> Exercise description:
Note each line that includes the word "中H正上方的". Copy those lines.

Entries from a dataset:
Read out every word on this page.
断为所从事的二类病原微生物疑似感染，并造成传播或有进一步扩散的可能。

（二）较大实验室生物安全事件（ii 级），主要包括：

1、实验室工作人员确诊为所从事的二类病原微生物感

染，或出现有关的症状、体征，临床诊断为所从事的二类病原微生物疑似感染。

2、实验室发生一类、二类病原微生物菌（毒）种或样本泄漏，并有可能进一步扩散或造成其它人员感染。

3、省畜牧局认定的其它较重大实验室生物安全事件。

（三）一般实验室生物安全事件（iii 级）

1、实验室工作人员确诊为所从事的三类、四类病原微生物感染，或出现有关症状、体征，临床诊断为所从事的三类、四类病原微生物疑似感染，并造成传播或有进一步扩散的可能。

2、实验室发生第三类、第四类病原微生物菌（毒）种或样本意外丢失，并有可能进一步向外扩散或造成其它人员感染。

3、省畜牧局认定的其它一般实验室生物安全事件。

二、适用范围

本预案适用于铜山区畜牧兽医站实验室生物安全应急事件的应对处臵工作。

---

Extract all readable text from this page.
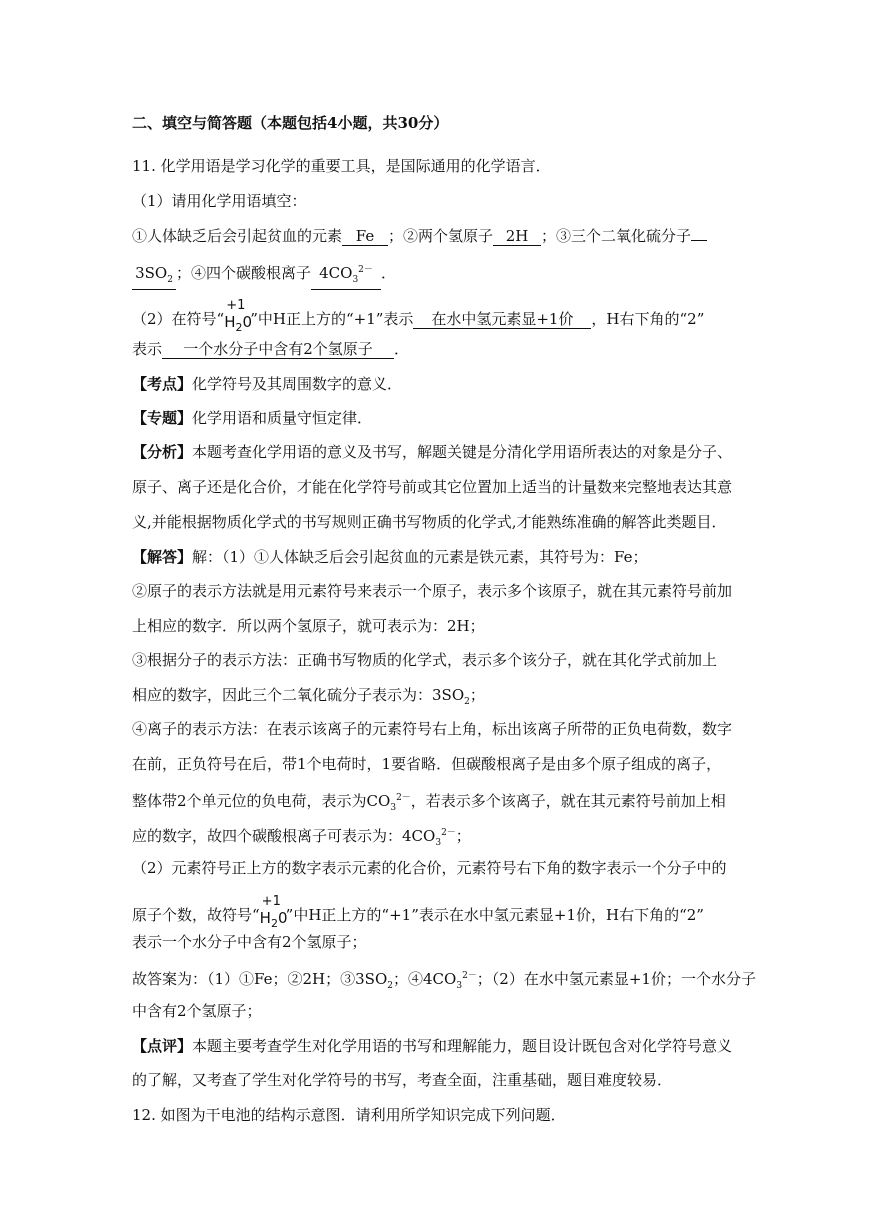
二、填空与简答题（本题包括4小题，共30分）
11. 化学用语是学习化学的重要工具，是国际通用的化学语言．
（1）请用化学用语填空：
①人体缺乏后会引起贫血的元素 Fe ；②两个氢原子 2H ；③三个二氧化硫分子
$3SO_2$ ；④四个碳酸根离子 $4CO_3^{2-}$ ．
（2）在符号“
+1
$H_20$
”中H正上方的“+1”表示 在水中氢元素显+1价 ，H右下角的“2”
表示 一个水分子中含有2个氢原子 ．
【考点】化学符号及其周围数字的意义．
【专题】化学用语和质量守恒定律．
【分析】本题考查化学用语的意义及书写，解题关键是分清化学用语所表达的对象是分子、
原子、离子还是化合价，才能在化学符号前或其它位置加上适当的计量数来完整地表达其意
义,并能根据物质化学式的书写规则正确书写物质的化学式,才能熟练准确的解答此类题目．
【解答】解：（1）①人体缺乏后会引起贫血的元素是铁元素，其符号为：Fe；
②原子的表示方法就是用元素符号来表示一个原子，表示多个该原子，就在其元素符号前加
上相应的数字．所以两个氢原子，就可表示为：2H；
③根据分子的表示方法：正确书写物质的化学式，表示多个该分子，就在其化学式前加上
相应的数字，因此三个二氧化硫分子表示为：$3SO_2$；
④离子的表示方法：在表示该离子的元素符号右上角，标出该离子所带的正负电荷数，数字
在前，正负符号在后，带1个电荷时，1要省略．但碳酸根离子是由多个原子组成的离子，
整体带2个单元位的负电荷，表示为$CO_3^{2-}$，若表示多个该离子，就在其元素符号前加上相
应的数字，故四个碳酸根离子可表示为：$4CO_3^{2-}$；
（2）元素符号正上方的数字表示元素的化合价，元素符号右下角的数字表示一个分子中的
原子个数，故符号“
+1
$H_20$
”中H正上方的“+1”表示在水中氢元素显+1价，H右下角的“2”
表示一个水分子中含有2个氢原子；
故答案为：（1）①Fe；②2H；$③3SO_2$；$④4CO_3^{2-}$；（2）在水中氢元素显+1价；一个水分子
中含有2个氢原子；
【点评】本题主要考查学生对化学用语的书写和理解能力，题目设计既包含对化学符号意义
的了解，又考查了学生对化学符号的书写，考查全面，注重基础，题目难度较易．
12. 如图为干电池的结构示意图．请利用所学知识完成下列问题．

> Reply to the task:
”中H正上方的“+1”表示 在水中氢元素显+1价 ，H右下角的“2”
”中H正上方的“+1”表示在水中氢元素显+1价，H右下角的“2”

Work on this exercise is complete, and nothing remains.